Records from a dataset
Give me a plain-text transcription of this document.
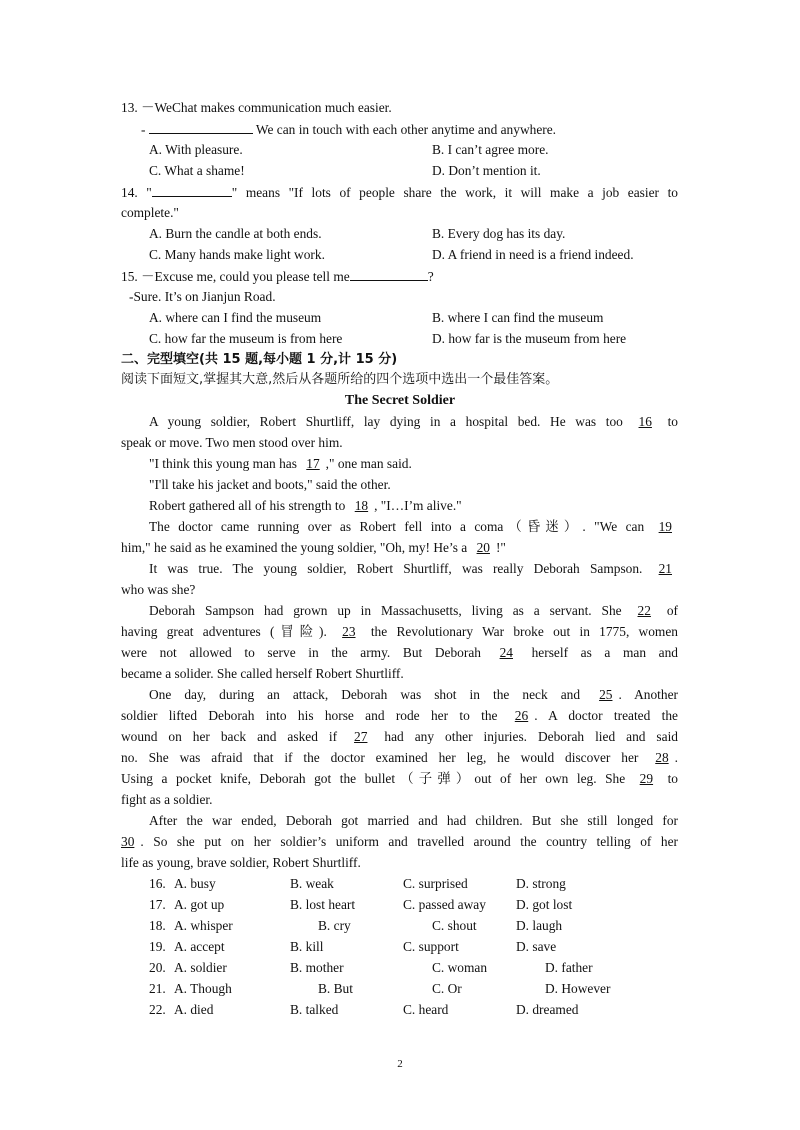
13. －WeChat makes communication much easier.
-	We can in touch with each other anytime and anywhere.
A. With pleasure.	B. I can’t agree more.
C. What a shame!	D. Don’t mention it.
14. "	" means "If lots of people share the work, it will make a job easier to
complete."
A. Burn the candle at both ends.	B. Every dog has its day.
C. Many hands make light work.	D. A friend in need is a friend indeed.
15. －Excuse me, could you please tell me	?
-Sure. It’s on Jianjun Road.
A. where can I find the museum	B. where I can find the museum
C. how far the museum is from here	D. how far is the museum from here
二、完型填空(共 15 题,每小题 1 分,计 15 分)
阅读下面短文,掌握其大意,然后从各题所给的四个选项中选出一个最佳答案。
The Secret Soldier
A young soldier, Robert Shurtliff, lay dying in a hospital bed. He was too 16 to
speak or move. Two men stood over him.
"I think this young man has 17 ," one man said.
"I'll take his jacket and boots," said the other.
Robert gathered all of his strength to 18 , "I…I’m alive."
The doctor came running over as Robert fell into a coma（昏迷）. "We can 19
him," he said as he examined the young soldier, "Oh, my! He’s a 20 !"
It was true. The young soldier, Robert Shurtliff, was really Deborah Sampson. 21
who was she?
Deborah Sampson had grown up in Massachusetts, living as a servant. She 22 of
having great adventures (冒险). 23 the Revolutionary War broke out in 1775, women
were not allowed to serve in the army. But Deborah 24 herself as a man and
became a solider. She called herself Robert Shurtliff.
One day, during an attack, Deborah was shot in the neck and 25 . Another
soldier lifted Deborah into his horse and rode her to the 26 . A doctor treated the
wound on her back and asked if 27 had any other injuries. Deborah lied and said
no. She was afraid that if the doctor examined her leg, he would discover her 28 .
Using a pocket knife, Deborah got the bullet（子弹）out of her own leg. She 29 to
fight as a soldier.
After the war ended, Deborah got married and had children. But she still longed for
30 . So she put on her soldier’s uniform and travelled around the country telling of her
life as young, brave soldier, Robert Shurtliff.
16. A. busy	B. weak	C. surprised	D. strong
17. A. got up	B. lost heart	C. passed away D. got lost
18. A. whisper	B. cry	C. shout	D. laugh
19. A. accept	B. kill	C. support	D. save
20. A. soldier	B. mother	C. woman	D. father
21. A. Though	B. But	C. Or	D. However
22. A. died	B. talked	C. heard	D. dreamed
2
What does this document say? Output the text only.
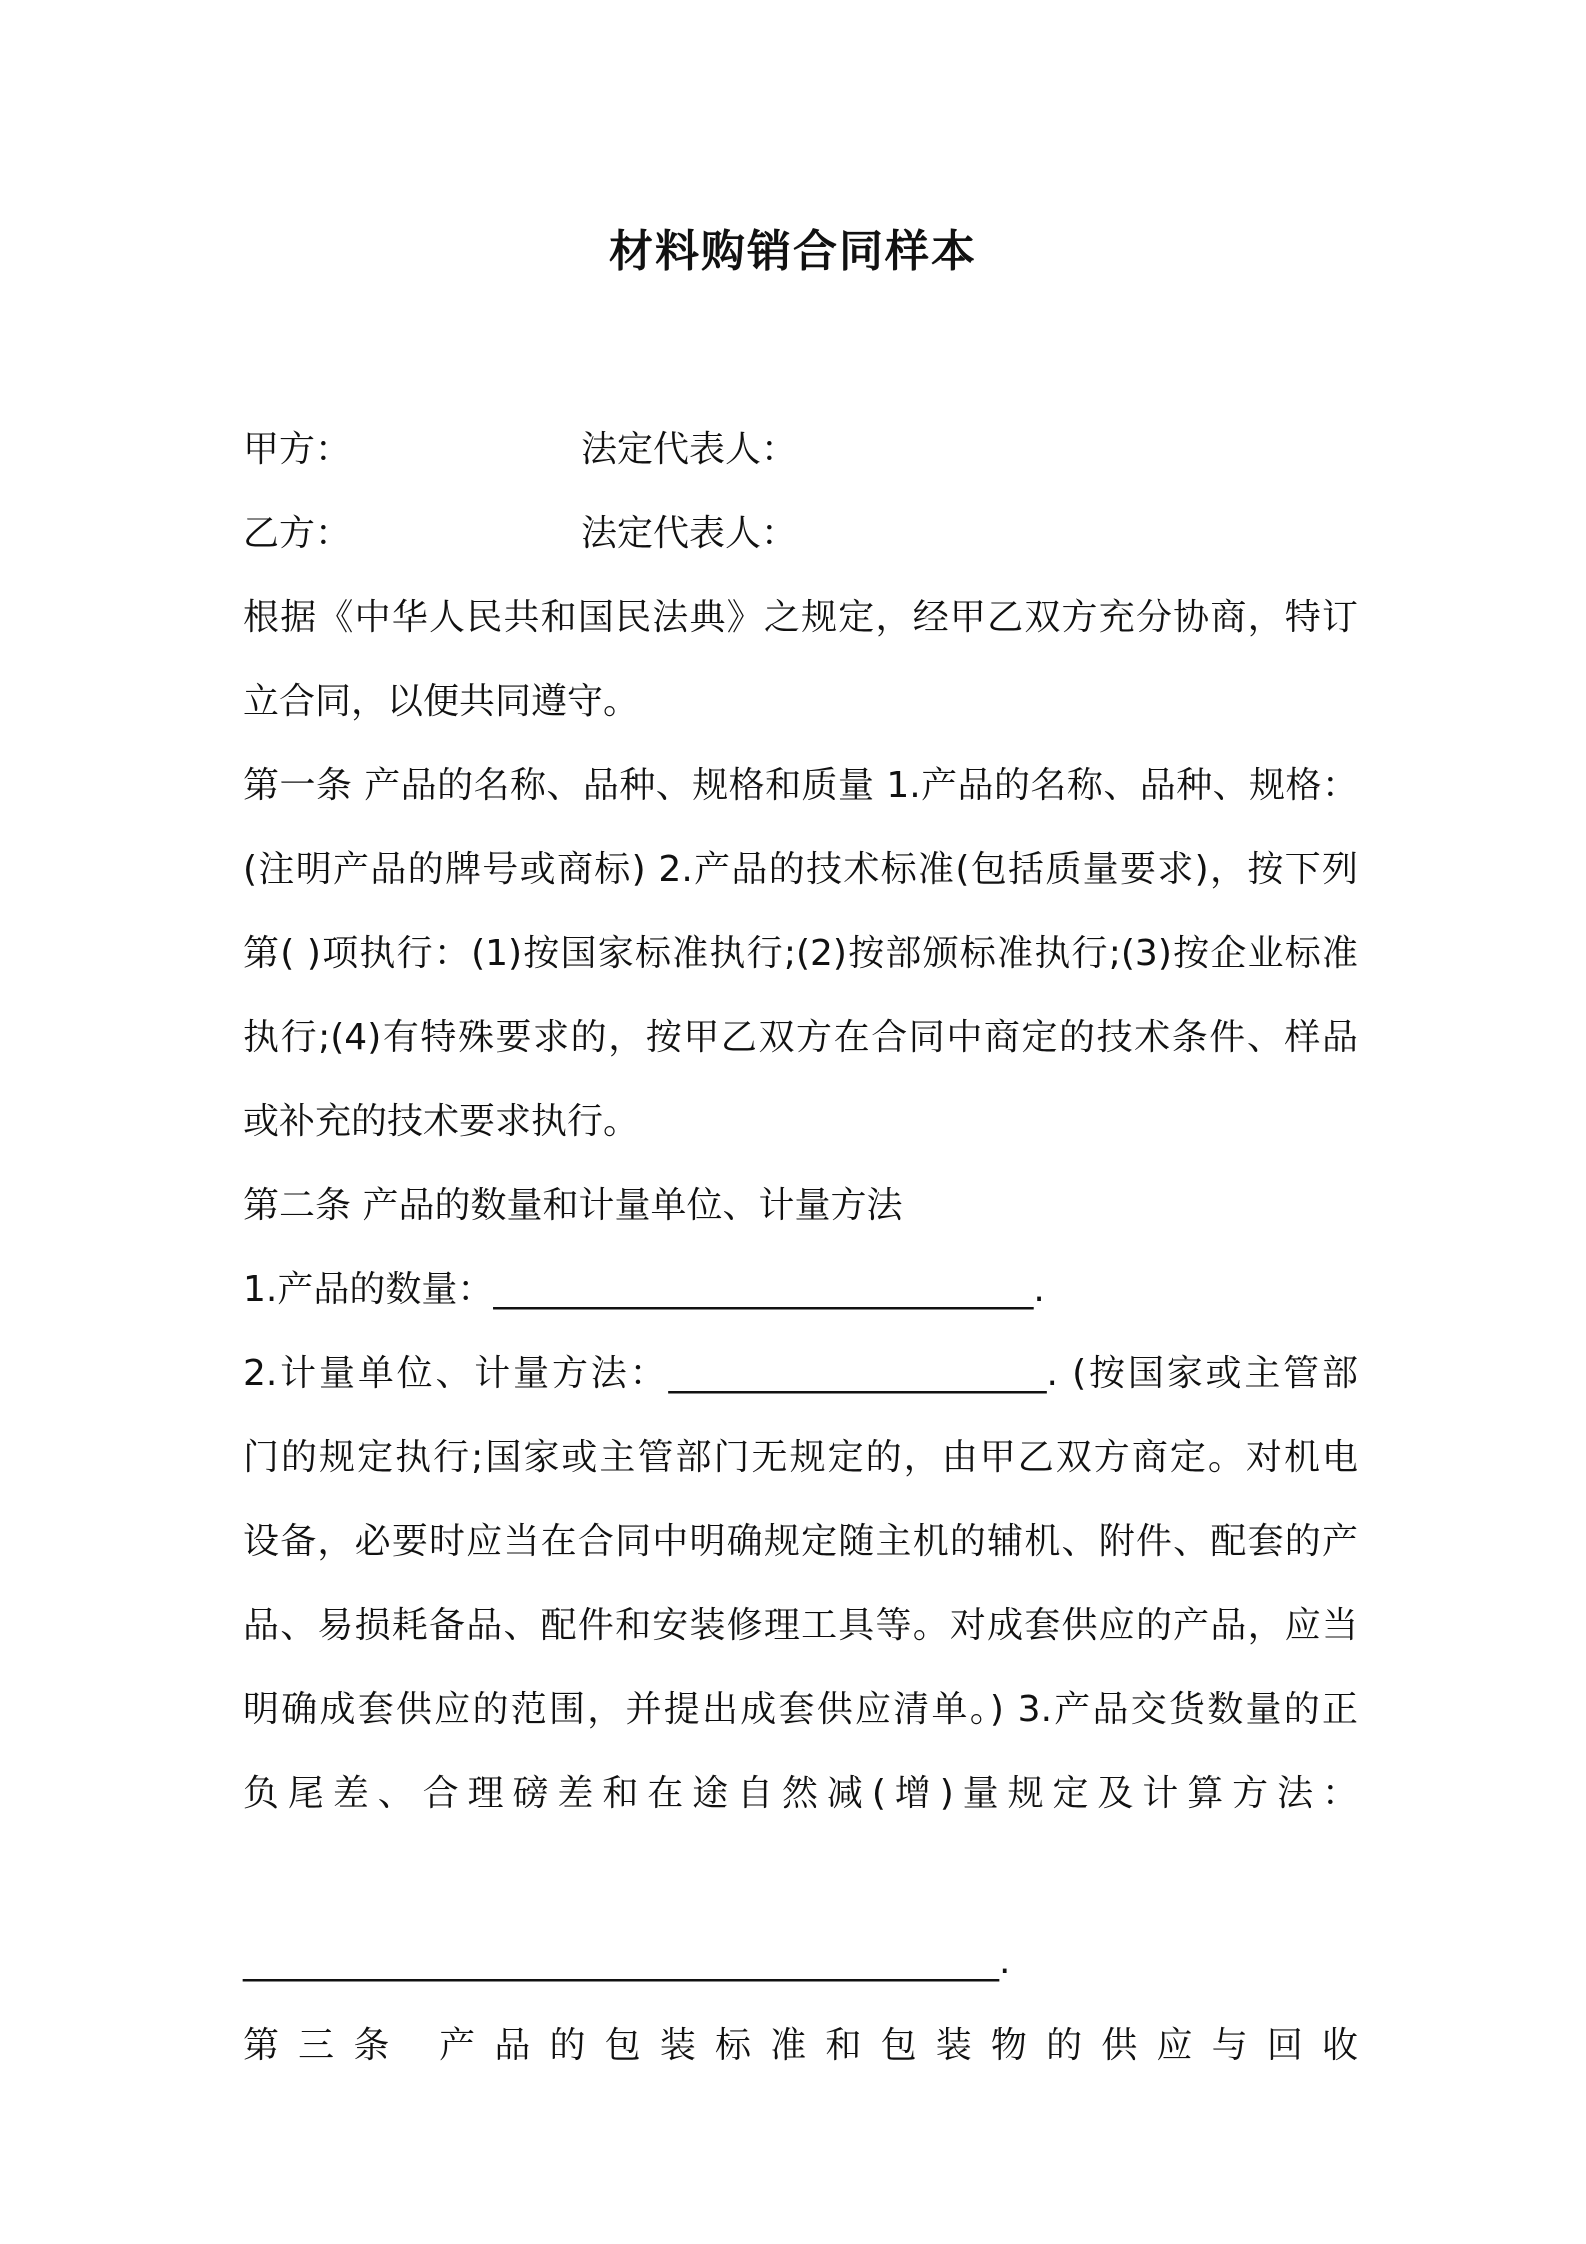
材料购销合同样本
甲方：	法定代表人：
乙方：	法定代表人：
根据《中华人民共和国民法典》之规定，经甲乙双方充分协商，特订
立合同，以便共同遵守。
第一条 产品的名称、品种、规格和质量 1.产品的名称、品种、规格：
(注明产品的牌号或商标) 2.产品的技术标准(包括质量要求)，按下列
第( )项执行：(1)按国家标准执行;(2)按部颁标准执行;(3)按企业标准
执行;(4)有特殊要求的，按甲乙双方在合同中商定的技术条件、样品
或补充的技术要求执行。
第二条 产品的数量和计量单位、计量方法
1.产品的数量：______________________________.
2.计量单位、计量方法：_____________________. (按国家或主管部
门的规定执行;国家或主管部门无规定的，由甲乙双方商定。对机电
设备，必要时应当在合同中明确规定随主机的辅机、附件、配套的产
品、易损耗备品、配件和安装修理工具等。对成套供应的产品，应当
明确成套供应的范围，并提出成套供应清单。) 3.产品交货数量的正
负尾差、合理磅差和在途自然减(增)量规定及计算方法：
__________________________________________.
第三条 产品的包装标准和包装物的供应与回收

_WRITTEN INSTRUCTION_
Collect every line above that contains the word "this".

_TASK RESPONSE_
Give me a plain-text transcription of this document.
"I think this young man has 17 ," one man said.
What does this document say? Output the text only.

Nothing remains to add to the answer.